*DATASET EXCERPTS*:
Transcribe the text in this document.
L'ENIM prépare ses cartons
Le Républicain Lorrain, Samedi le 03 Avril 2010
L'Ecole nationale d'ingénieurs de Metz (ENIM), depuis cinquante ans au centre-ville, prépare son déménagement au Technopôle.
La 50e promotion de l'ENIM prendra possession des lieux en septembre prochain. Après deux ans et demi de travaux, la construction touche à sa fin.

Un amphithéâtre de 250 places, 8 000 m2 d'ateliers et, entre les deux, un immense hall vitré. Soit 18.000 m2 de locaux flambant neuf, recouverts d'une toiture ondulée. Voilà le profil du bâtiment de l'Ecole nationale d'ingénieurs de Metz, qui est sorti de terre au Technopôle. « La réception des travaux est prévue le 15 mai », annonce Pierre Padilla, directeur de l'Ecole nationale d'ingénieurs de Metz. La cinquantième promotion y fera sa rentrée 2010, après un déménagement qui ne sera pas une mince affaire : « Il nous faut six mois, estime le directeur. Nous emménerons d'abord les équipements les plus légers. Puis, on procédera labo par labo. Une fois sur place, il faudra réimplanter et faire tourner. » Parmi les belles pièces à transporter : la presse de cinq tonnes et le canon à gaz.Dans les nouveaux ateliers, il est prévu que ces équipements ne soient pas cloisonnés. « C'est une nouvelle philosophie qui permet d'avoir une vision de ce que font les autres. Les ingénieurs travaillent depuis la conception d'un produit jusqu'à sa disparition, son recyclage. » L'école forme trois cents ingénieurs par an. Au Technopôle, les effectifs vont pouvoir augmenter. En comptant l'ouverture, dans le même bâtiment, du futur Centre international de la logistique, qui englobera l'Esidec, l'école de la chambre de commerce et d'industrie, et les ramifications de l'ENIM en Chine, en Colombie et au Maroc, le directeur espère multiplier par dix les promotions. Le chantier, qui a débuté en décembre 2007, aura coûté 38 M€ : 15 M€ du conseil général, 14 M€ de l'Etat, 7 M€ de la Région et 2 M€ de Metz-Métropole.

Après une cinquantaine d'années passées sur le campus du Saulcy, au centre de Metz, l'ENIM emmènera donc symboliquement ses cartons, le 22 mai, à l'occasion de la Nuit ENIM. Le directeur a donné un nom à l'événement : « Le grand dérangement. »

*WHAT TO WORK ON*:
Show the lines that mention the word "prépare".

*SOLVED PROBLEM*:
L'ENIM prépare ses cartons
L'Ecole nationale d'ingénieurs de Metz (ENIM), depuis cinquante ans au centre-ville, prépare son déménagement au Technopôle.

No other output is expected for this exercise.